(Figure record extracts)
▼

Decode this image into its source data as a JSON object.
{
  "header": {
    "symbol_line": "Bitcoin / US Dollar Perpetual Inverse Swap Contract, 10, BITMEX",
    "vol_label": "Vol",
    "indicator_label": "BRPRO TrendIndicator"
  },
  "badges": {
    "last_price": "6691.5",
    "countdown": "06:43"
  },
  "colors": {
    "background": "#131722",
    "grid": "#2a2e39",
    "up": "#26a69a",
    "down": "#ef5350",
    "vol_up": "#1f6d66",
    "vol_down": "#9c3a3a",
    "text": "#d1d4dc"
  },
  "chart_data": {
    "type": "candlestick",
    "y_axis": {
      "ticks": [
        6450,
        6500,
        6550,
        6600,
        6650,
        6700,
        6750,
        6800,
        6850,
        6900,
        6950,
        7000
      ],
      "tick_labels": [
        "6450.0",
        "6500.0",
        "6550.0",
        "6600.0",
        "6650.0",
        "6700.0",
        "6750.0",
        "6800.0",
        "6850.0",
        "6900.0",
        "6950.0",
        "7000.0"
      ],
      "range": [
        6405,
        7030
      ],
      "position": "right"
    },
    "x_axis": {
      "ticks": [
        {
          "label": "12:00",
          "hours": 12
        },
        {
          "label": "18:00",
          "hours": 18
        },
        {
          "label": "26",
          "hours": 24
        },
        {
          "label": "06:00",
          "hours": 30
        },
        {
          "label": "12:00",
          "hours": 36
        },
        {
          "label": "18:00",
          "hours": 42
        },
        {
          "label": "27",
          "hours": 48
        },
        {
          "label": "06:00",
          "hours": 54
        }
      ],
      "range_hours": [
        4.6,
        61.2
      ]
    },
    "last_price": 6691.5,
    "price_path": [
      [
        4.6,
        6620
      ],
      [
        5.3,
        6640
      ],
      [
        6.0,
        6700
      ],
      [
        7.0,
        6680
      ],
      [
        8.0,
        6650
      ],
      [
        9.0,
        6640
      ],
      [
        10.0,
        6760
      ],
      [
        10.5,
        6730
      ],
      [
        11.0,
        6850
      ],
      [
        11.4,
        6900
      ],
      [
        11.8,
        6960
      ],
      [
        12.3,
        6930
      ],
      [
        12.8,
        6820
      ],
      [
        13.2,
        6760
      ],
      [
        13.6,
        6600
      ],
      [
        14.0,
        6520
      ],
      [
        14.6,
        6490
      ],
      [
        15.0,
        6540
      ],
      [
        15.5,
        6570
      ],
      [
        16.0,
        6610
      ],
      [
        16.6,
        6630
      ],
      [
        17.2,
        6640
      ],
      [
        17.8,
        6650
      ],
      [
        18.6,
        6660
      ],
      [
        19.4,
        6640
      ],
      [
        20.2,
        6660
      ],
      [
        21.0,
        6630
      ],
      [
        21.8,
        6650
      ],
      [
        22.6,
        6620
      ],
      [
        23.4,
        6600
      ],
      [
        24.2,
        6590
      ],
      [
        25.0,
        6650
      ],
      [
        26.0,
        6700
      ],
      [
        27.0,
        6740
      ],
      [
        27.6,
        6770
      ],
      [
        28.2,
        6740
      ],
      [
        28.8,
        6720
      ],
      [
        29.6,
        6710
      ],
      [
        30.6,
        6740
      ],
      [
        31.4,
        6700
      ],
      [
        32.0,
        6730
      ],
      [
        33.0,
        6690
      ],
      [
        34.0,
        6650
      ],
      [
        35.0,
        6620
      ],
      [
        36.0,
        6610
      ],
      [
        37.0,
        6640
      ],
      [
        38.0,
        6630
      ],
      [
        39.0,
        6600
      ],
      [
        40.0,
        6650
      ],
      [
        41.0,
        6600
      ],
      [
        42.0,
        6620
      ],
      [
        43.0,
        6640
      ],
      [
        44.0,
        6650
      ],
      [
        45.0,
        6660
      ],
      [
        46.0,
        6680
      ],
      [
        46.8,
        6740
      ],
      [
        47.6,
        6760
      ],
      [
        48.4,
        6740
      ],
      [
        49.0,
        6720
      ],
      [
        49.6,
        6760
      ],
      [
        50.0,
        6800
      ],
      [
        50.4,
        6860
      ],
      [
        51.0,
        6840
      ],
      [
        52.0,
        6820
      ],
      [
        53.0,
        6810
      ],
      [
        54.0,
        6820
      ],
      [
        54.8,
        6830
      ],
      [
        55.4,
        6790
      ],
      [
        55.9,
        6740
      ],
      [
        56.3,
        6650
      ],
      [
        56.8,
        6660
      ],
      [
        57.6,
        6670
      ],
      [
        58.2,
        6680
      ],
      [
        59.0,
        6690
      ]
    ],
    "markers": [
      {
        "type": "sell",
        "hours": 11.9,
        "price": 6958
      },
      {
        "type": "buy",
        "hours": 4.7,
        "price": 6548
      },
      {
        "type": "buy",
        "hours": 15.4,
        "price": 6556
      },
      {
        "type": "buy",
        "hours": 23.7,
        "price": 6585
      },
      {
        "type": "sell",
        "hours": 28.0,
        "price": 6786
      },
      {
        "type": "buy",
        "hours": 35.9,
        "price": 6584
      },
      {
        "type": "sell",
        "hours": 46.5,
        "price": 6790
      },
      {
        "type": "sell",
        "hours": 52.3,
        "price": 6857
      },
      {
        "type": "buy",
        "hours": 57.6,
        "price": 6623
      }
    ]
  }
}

▲

■ Task details
Copy out each line exactly.

■ Solution to the problem
Decode this image into its source data as a JSON object.
{
  "header": {
    "symbol_line": "Bitcoin / US Dollar Perpetual Inverse Swap Contract, 10, BITMEX",
    "vol_label": "Vol",
    "indicator_label": "BRPRO TrendIndicator"
  },
  "badges": {
    "last_price": "6691.5",
    "countdown": "06:43"
  },
  "colors": {
    "background": "#131722",
    "grid": "#2a2e39",
    "up": "#26a69a",
    "down": "#ef5350",
    "vol_up": "#1f6d66",
    "vol_down": "#9c3a3a",
    "text": "#d1d4dc"
  },
  "chart_data": {
    "type": "candlestick",
    "y_axis": {
      "ticks": [
        6450,
        6500,
        6550,
        6600,
        6650,
        6700,
        6750,
        6800,
        6850,
        6900,
        6950,
        7000
      ],
      "tick_labels": [
        "6450.0",
        "6500.0",
        "6550.0",
        "6600.0",
        "6650.0",
        "6700.0",
        "6750.0",
        "6800.0",
        "6850.0",
        "6900.0",
        "6950.0",
        "7000.0"
      ],
      "range": [
        6405,
        7030
      ],
      "position": "right"
    },
    "x_axis": {
      "ticks": [
        {
          "label": "12:00",
          "hours": 12
        },
        {
          "label": "18:00",
          "hours": 18
        },
        {
          "label": "26",
          "hours": 24
        },
        {
          "label": "06:00",
          "hours": 30
        },
        {
          "label": "12:00",
          "hours": 36
        },
        {
          "label": "18:00",
          "hours": 42
        },
        {
          "label": "27",
          "hours": 48
        },
        {
          "label": "06:00",
          "hours": 54
        }
      ],
      "range_hours": [
        4.6,
        61.2
      ]
    },
    "last_price": 6691.5,
    "price_path": [
      [
        4.6,
        6620
      ],
      [
        5.3,
        6640
      ],
      [
        6.0,
        6700
      ],
      [
        7.0,
        6680
      ],
      [
        8.0,
        6650
      ],
      [
        9.0,
        6640
      ],
      [
        10.0,
        6760
      ],
      [
        10.5,
        6730
      ],
      [
        11.0,
        6850
      ],
      [
        11.4,
        6900
      ],
      [
        11.8,
        6960
      ],
      [
        12.3,
        6930
      ],
      [
        12.8,
        6820
      ],
      [
        13.2,
        6760
      ],
      [
        13.6,
        6600
      ],
      [
        14.0,
        6520
      ],
      [
        14.6,
        6490
      ],
      [
        15.0,
        6540
      ],
      [
        15.5,
        6570
      ],
      [
        16.0,
        6610
      ],
      [
        16.6,
        6630
      ],
      [
        17.2,
        6640
      ],
      [
        17.8,
        6650
      ],
      [
        18.6,
        6660
      ],
      [
        19.4,
        6640
      ],
      [
        20.2,
        6660
      ],
      [
        21.0,
        6630
      ],
      [
        21.8,
        6650
      ],
      [
        22.6,
        6620
      ],
      [
        23.4,
        6600
      ],
      [
        24.2,
        6590
      ],
      [
        25.0,
        6650
      ],
      [
        26.0,
        6700
      ],
      [
        27.0,
        6740
      ],
      [
        27.6,
        6770
      ],
      [
        28.2,
        6740
      ],
      [
        28.8,
        6720
      ],
      [
        29.6,
        6710
      ],
      [
        30.6,
        6740
      ],
      [
        31.4,
        6700
      ],
      [
        32.0,
        6730
      ],
      [
        33.0,
        6690
      ],
      [
        34.0,
        6650
      ],
      [
        35.0,
        6620
      ],
      [
        36.0,
        6610
      ],
      [
        37.0,
        6640
      ],
      [
        38.0,
        6630
      ],
      [
        39.0,
        6600
      ],
      [
        40.0,
        6650
      ],
      [
        41.0,
        6600
      ],
      [
        42.0,
        6620
      ],
      [
        43.0,
        6640
      ],
      [
        44.0,
        6650
      ],
      [
        45.0,
        6660
      ],
      [
        46.0,
        6680
      ],
      [
        46.8,
        6740
      ],
      [
        47.6,
        6760
      ],
      [
        48.4,
        6740
      ],
      [
        49.0,
        6720
      ],
      [
        49.6,
        6760
      ],
      [
        50.0,
        6800
      ],
      [
        50.4,
        6860
      ],
      [
        51.0,
        6840
      ],
      [
        52.0,
        6820
      ],
      [
        53.0,
        6810
      ],
      [
        54.0,
        6820
      ],
      [
        54.8,
        6830
      ],
      [
        55.4,
        6790
      ],
      [
        55.9,
        6740
      ],
      [
        56.3,
        6650
      ],
      [
        56.8,
        6660
      ],
      [
        57.6,
        6670
      ],
      [
        58.2,
        6680
      ],
      [
        59.0,
        6690
      ]
    ],
    "markers": [
      {
        "type": "sell",
        "hours": 11.9,
        "price": 6958
      },
      {
        "type": "buy",
        "hours": 4.7,
        "price": 6548
      },
      {
        "type": "buy",
        "hours": 15.4,
        "price": 6556
      },
      {
        "type": "buy",
        "hours": 23.7,
        "price": 6585
      },
      {
        "type": "sell",
        "hours": 28.0,
        "price": 6786
      },
      {
        "type": "buy",
        "hours": 35.9,
        "price": 6584
      },
      {
        "type": "sell",
        "hours": 46.5,
        "price": 6790
      },
      {
        "type": "sell",
        "hours": 52.3,
        "price": 6857
      },
      {
        "type": "buy",
        "hours": 57.6,
        "price": 6623
      }
    ]
  }
}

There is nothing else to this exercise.